_WRITTEN TASK_: Return all of the lines below exactly as they are.

-- start SUPPLIED RECORDS --

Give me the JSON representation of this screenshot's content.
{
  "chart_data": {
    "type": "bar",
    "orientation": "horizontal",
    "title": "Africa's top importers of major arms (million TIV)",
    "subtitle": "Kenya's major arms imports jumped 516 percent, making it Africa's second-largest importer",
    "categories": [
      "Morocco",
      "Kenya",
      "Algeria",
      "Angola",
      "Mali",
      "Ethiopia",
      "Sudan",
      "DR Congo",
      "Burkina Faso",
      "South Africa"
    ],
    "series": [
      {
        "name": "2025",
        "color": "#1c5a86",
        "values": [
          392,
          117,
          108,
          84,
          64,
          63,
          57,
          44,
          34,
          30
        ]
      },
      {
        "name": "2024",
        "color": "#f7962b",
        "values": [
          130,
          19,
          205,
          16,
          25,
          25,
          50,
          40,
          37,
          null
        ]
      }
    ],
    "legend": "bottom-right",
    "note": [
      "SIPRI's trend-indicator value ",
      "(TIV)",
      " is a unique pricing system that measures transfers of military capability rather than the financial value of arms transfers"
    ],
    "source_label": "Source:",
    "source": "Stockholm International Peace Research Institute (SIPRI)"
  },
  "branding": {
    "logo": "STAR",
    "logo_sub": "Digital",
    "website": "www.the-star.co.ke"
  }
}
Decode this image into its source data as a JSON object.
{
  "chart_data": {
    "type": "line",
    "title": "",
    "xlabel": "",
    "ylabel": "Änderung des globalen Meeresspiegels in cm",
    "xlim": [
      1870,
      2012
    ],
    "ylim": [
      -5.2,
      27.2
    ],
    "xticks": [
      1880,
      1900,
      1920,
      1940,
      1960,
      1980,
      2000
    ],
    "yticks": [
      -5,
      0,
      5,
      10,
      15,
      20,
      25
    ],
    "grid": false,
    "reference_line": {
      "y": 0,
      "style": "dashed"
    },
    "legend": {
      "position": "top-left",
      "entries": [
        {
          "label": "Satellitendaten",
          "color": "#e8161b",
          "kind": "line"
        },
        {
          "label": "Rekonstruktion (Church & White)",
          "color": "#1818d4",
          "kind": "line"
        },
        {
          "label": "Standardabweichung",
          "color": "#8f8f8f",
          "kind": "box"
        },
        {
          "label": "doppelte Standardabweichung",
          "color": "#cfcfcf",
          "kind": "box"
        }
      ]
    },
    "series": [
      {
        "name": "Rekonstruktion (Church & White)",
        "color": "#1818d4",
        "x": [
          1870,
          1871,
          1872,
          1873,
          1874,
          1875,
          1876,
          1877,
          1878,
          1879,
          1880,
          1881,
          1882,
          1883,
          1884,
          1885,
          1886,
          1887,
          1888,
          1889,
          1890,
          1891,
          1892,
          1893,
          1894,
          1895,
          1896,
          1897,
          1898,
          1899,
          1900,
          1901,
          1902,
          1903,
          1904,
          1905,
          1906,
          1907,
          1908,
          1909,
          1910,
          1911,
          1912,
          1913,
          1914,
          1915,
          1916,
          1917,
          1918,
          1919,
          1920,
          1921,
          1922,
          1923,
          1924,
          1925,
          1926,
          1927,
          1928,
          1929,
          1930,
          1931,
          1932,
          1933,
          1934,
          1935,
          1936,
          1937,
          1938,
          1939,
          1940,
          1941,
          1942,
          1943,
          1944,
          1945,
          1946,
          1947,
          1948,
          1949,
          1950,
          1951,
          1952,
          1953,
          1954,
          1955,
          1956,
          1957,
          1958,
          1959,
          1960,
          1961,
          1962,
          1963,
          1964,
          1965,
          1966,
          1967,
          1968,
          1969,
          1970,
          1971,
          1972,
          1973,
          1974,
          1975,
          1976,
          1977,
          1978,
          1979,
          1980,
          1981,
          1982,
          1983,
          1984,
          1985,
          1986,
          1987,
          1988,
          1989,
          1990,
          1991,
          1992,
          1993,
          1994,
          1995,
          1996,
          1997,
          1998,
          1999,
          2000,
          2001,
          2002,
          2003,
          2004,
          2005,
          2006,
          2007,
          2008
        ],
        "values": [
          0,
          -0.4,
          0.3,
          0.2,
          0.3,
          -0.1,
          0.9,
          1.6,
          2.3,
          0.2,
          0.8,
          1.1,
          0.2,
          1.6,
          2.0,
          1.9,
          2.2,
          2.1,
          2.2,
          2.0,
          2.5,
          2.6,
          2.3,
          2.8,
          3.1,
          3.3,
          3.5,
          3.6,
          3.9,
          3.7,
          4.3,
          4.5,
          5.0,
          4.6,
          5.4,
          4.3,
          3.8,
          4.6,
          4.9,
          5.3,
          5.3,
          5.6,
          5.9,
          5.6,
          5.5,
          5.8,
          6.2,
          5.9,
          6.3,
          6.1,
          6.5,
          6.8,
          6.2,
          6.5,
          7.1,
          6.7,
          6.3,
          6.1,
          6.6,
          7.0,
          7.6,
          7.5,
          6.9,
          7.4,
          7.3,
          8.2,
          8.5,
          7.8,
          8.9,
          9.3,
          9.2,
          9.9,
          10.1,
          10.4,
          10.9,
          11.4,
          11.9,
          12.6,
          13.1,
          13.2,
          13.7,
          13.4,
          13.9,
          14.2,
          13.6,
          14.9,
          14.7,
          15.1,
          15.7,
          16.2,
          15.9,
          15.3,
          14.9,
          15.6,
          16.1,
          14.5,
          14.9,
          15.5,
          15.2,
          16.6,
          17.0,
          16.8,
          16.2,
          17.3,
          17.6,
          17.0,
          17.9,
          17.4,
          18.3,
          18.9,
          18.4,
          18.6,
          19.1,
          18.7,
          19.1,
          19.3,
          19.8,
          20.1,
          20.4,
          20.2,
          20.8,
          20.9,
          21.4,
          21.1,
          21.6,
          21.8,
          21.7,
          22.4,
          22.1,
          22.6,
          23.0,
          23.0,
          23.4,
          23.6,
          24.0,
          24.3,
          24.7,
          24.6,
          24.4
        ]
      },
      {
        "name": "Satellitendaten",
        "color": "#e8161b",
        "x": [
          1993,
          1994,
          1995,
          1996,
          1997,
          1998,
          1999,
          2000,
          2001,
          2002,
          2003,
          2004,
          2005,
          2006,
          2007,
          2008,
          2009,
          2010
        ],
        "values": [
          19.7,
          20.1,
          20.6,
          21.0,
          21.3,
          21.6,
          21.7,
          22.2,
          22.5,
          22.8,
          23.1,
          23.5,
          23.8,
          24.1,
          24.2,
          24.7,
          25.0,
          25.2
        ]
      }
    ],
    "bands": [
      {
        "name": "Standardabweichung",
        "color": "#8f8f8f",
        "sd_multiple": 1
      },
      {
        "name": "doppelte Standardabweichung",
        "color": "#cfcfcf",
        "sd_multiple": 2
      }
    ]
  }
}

-- end SUPPLIED RECORDS --

_REPLY TO THE TASK_:
Give me the JSON representation of this screenshot's content.
{
  "chart_data": {
    "type": "bar",
    "orientation": "horizontal",
    "title": "Africa's top importers of major arms (million TIV)",
    "subtitle": "Kenya's major arms imports jumped 516 percent, making it Africa's second-largest importer",
    "categories": [
      "Morocco",
      "Kenya",
      "Algeria",
      "Angola",
      "Mali",
      "Ethiopia",
      "Sudan",
      "DR Congo",
      "Burkina Faso",
      "South Africa"
    ],
    "series": [
      {
        "name": "2025",
        "color": "#1c5a86",
        "values": [
          392,
          117,
          108,
          84,
          64,
          63,
          57,
          44,
          34,
          30
        ]
      },
      {
        "name": "2024",
        "color": "#f7962b",
        "values": [
          130,
          19,
          205,
          16,
          25,
          25,
          50,
          40,
          37,
          null
        ]
      }
    ],
    "legend": "bottom-right",
    "note": [
      "SIPRI's trend-indicator value ",
      "(TIV)",
      " is a unique pricing system that measures transfers of military capability rather than the financial value of arms transfers"
    ],
    "source_label": "Source:",
    "source": "Stockholm International Peace Research Institute (SIPRI)"
  },
  "branding": {
    "logo": "STAR",
    "logo_sub": "Digital",
    "website": "www.the-star.co.ke"
  }
}
Decode this image into its source data as a JSON object.
{
  "chart_data": {
    "type": "line",
    "title": "",
    "xlabel": "",
    "ylabel": "Änderung des globalen Meeresspiegels in cm",
    "xlim": [
      1870,
      2012
    ],
    "ylim": [
      -5.2,
      27.2
    ],
    "xticks": [
      1880,
      1900,
      1920,
      1940,
      1960,
      1980,
      2000
    ],
    "yticks": [
      -5,
      0,
      5,
      10,
      15,
      20,
      25
    ],
    "grid": false,
    "reference_line": {
      "y": 0,
      "style": "dashed"
    },
    "legend": {
      "position": "top-left",
      "entries": [
        {
          "label": "Satellitendaten",
          "color": "#e8161b",
          "kind": "line"
        },
        {
          "label": "Rekonstruktion (Church & White)",
          "color": "#1818d4",
          "kind": "line"
        },
        {
          "label": "Standardabweichung",
          "color": "#8f8f8f",
          "kind": "box"
        },
        {
          "label": "doppelte Standardabweichung",
          "color": "#cfcfcf",
          "kind": "box"
        }
      ]
    },
    "series": [
      {
        "name": "Rekonstruktion (Church & White)",
        "color": "#1818d4",
        "x": [
          1870,
          1871,
          1872,
          1873,
          1874,
          1875,
          1876,
          1877,
          1878,
          1879,
          1880,
          1881,
          1882,
          1883,
          1884,
          1885,
          1886,
          1887,
          1888,
          1889,
          1890,
          1891,
          1892,
          1893,
          1894,
          1895,
          1896,
          1897,
          1898,
          1899,
          1900,
          1901,
          1902,
          1903,
          1904,
          1905,
          1906,
          1907,
          1908,
          1909,
          1910,
          1911,
          1912,
          1913,
          1914,
          1915,
          1916,
          1917,
          1918,
          1919,
          1920,
          1921,
          1922,
          1923,
          1924,
          1925,
          1926,
          1927,
          1928,
          1929,
          1930,
          1931,
          1932,
          1933,
          1934,
          1935,
          1936,
          1937,
          1938,
          1939,
          1940,
          1941,
          1942,
          1943,
          1944,
          1945,
          1946,
          1947,
          1948,
          1949,
          1950,
          1951,
          1952,
          1953,
          1954,
          1955,
          1956,
          1957,
          1958,
          1959,
          1960,
          1961,
          1962,
          1963,
          1964,
          1965,
          1966,
          1967,
          1968,
          1969,
          1970,
          1971,
          1972,
          1973,
          1974,
          1975,
          1976,
          1977,
          1978,
          1979,
          1980,
          1981,
          1982,
          1983,
          1984,
          1985,
          1986,
          1987,
          1988,
          1989,
          1990,
          1991,
          1992,
          1993,
          1994,
          1995,
          1996,
          1997,
          1998,
          1999,
          2000,
          2001,
          2002,
          2003,
          2004,
          2005,
          2006,
          2007,
          2008
        ],
        "values": [
          0,
          -0.4,
          0.3,
          0.2,
          0.3,
          -0.1,
          0.9,
          1.6,
          2.3,
          0.2,
          0.8,
          1.1,
          0.2,
          1.6,
          2.0,
          1.9,
          2.2,
          2.1,
          2.2,
          2.0,
          2.5,
          2.6,
          2.3,
          2.8,
          3.1,
          3.3,
          3.5,
          3.6,
          3.9,
          3.7,
          4.3,
          4.5,
          5.0,
          4.6,
          5.4,
          4.3,
          3.8,
          4.6,
          4.9,
          5.3,
          5.3,
          5.6,
          5.9,
          5.6,
          5.5,
          5.8,
          6.2,
          5.9,
          6.3,
          6.1,
          6.5,
          6.8,
          6.2,
          6.5,
          7.1,
          6.7,
          6.3,
          6.1,
          6.6,
          7.0,
          7.6,
          7.5,
          6.9,
          7.4,
          7.3,
          8.2,
          8.5,
          7.8,
          8.9,
          9.3,
          9.2,
          9.9,
          10.1,
          10.4,
          10.9,
          11.4,
          11.9,
          12.6,
          13.1,
          13.2,
          13.7,
          13.4,
          13.9,
          14.2,
          13.6,
          14.9,
          14.7,
          15.1,
          15.7,
          16.2,
          15.9,
          15.3,
          14.9,
          15.6,
          16.1,
          14.5,
          14.9,
          15.5,
          15.2,
          16.6,
          17.0,
          16.8,
          16.2,
          17.3,
          17.6,
          17.0,
          17.9,
          17.4,
          18.3,
          18.9,
          18.4,
          18.6,
          19.1,
          18.7,
          19.1,
          19.3,
          19.8,
          20.1,
          20.4,
          20.2,
          20.8,
          20.9,
          21.4,
          21.1,
          21.6,
          21.8,
          21.7,
          22.4,
          22.1,
          22.6,
          23.0,
          23.0,
          23.4,
          23.6,
          24.0,
          24.3,
          24.7,
          24.6,
          24.4
        ]
      },
      {
        "name": "Satellitendaten",
        "color": "#e8161b",
        "x": [
          1993,
          1994,
          1995,
          1996,
          1997,
          1998,
          1999,
          2000,
          2001,
          2002,
          2003,
          2004,
          2005,
          2006,
          2007,
          2008,
          2009,
          2010
        ],
        "values": [
          19.7,
          20.1,
          20.6,
          21.0,
          21.3,
          21.6,
          21.7,
          22.2,
          22.5,
          22.8,
          23.1,
          23.5,
          23.8,
          24.1,
          24.2,
          24.7,
          25.0,
          25.2
        ]
      }
    ],
    "bands": [
      {
        "name": "Standardabweichung",
        "color": "#8f8f8f",
        "sd_multiple": 1
      },
      {
        "name": "doppelte Standardabweichung",
        "color": "#cfcfcf",
        "sd_multiple": 2
      }
    ]
  }
}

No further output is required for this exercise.